(Extracted records)
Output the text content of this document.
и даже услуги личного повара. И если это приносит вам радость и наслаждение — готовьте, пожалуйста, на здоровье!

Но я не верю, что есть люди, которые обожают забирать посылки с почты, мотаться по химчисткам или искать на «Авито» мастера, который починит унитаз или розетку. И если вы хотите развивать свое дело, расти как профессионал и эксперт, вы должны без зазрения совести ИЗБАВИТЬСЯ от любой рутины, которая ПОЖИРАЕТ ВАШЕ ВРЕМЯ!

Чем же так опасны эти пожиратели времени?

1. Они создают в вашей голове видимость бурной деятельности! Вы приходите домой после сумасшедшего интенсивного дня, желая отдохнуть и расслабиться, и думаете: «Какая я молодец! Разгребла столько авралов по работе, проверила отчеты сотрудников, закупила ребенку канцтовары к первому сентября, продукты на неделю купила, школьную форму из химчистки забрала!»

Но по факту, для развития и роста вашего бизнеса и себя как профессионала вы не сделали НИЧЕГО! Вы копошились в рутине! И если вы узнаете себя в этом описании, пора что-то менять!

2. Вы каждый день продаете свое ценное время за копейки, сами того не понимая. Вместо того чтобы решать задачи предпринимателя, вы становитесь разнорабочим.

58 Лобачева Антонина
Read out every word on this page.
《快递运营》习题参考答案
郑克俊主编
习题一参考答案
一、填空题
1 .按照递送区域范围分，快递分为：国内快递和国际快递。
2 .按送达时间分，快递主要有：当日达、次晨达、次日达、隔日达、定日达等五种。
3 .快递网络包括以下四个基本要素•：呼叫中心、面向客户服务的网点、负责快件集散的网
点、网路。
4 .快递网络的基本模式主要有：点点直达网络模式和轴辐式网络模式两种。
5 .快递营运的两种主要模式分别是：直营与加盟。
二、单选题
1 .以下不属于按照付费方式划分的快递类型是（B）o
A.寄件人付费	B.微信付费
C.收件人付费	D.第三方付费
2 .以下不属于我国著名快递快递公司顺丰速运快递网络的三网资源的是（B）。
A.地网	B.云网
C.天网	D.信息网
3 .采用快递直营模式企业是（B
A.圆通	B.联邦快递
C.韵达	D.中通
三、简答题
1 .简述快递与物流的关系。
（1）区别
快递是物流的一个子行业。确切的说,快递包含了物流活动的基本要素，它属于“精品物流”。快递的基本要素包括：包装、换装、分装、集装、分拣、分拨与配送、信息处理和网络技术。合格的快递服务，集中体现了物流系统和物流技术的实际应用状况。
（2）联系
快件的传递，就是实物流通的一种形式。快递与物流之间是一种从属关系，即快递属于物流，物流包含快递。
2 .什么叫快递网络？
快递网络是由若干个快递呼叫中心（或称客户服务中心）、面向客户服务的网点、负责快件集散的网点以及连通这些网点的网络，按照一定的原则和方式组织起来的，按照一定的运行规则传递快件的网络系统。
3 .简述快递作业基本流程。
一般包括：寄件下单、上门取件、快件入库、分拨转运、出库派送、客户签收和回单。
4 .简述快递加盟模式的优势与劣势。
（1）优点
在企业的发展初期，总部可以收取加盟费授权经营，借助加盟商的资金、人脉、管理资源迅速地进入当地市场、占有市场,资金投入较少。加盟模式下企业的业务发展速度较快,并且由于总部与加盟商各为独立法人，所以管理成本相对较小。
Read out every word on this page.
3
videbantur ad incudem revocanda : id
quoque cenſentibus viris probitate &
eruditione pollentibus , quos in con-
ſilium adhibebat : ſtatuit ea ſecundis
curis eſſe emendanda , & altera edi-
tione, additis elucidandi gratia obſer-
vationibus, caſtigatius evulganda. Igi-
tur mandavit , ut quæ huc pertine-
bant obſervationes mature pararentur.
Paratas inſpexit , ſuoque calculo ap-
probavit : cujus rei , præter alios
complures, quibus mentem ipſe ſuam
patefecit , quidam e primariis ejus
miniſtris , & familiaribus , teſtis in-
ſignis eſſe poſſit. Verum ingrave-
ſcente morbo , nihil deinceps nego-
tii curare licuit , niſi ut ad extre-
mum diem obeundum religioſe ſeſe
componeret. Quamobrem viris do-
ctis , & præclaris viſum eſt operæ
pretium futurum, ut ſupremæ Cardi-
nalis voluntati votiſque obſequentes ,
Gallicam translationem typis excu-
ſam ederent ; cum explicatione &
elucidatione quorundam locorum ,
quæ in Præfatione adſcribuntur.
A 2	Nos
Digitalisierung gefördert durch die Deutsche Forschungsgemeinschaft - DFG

● **Your goal**:
Each line above must be reproduced exactly as it stands.

● **Final answer**:
Output the text content of this document.
и даже услуги личного повара. И если это приносит вам радость и наслаждение — готовьте, пожалуйста, на здоровье!

Но я не верю, что есть люди, которые обожают забирать посылки с почты, мотаться по химчисткам или искать на «Авито» мастера, который починит унитаз или розетку. И если вы хотите развивать свое дело, расти как профессионал и эксперт, вы должны без зазрения совести ИЗБАВИТЬСЯ от любой рутины, которая ПОЖИРАЕТ ВАШЕ ВРЕМЯ!

Чем же так опасны эти пожиратели времени?

1. Они создают в вашей голове видимость бурной деятельности! Вы приходите домой после сумасшедшего интенсивного дня, желая отдохнуть и расслабиться, и думаете: «Какая я молодец! Разгребла столько авралов по работе, проверила отчеты сотрудников, закупила ребенку канцтовары к первому сентября, продукты на неделю купила, школьную форму из химчистки забрала!»

Но по факту, для развития и роста вашего бизнеса и себя как профессионала вы не сделали НИЧЕГО! Вы копошились в рутине! И если вы узнаете себя в этом описании, пора что-то менять!

2. Вы каждый день продаете свое ценное время за копейки, сами того не понимая. Вместо того чтобы решать задачи предпринимателя, вы становитесь разнорабочим.

58 Лобачева Антонина
Read out every word on this page.
《快递运营》习题参考答案
郑克俊主编
习题一参考答案
一、填空题
1 .按照递送区域范围分，快递分为：国内快递和国际快递。
2 .按送达时间分，快递主要有：当日达、次晨达、次日达、隔日达、定日达等五种。
3 .快递网络包括以下四个基本要素•：呼叫中心、面向客户服务的网点、负责快件集散的网
点、网路。
4 .快递网络的基本模式主要有：点点直达网络模式和轴辐式网络模式两种。
5 .快递营运的两种主要模式分别是：直营与加盟。
二、单选题
1 .以下不属于按照付费方式划分的快递类型是（B）o
A.寄件人付费	B.微信付费
C.收件人付费	D.第三方付费
2 .以下不属于我国著名快递快递公司顺丰速运快递网络的三网资源的是（B）。
A.地网	B.云网
C.天网	D.信息网
3 .采用快递直营模式企业是（B
A.圆通	B.联邦快递
C.韵达	D.中通
三、简答题
1 .简述快递与物流的关系。
（1）区别
快递是物流的一个子行业。确切的说,快递包含了物流活动的基本要素，它属于“精品物流”。快递的基本要素包括：包装、换装、分装、集装、分拣、分拨与配送、信息处理和网络技术。合格的快递服务，集中体现了物流系统和物流技术的实际应用状况。
（2）联系
快件的传递，就是实物流通的一种形式。快递与物流之间是一种从属关系，即快递属于物流，物流包含快递。
2 .什么叫快递网络？
快递网络是由若干个快递呼叫中心（或称客户服务中心）、面向客户服务的网点、负责快件集散的网点以及连通这些网点的网络，按照一定的原则和方式组织起来的，按照一定的运行规则传递快件的网络系统。
3 .简述快递作业基本流程。
一般包括：寄件下单、上门取件、快件入库、分拨转运、出库派送、客户签收和回单。
4 .简述快递加盟模式的优势与劣势。
（1）优点
在企业的发展初期，总部可以收取加盟费授权经营，借助加盟商的资金、人脉、管理资源迅速地进入当地市场、占有市场,资金投入较少。加盟模式下企业的业务发展速度较快,并且由于总部与加盟商各为独立法人，所以管理成本相对较小。
Read out every word on this page.
3
videbantur ad incudem revocanda : id
quoque cenſentibus viris probitate &
eruditione pollentibus , quos in con-
ſilium adhibebat : ſtatuit ea ſecundis
curis eſſe emendanda , & altera edi-
tione, additis elucidandi gratia obſer-
vationibus, caſtigatius evulganda. Igi-
tur mandavit , ut quæ huc pertine-
bant obſervationes mature pararentur.
Paratas inſpexit , ſuoque calculo ap-
probavit : cujus rei , præter alios
complures, quibus mentem ipſe ſuam
patefecit , quidam e primariis ejus
miniſtris , & familiaribus , teſtis in-
ſignis eſſe poſſit. Verum ingrave-
ſcente morbo , nihil deinceps nego-
tii curare licuit , niſi ut ad extre-
mum diem obeundum religioſe ſeſe
componeret. Quamobrem viris do-
ctis , & præclaris viſum eſt operæ
pretium futurum, ut ſupremæ Cardi-
nalis voluntati votiſque obſequentes ,
Gallicam translationem typis excu-
ſam ederent ; cum explicatione &
elucidatione quorundam locorum ,
quæ in Præfatione adſcribuntur.
A 2	Nos
Digitalisierung gefördert durch die Deutsche Forschungsgemeinschaft - DFG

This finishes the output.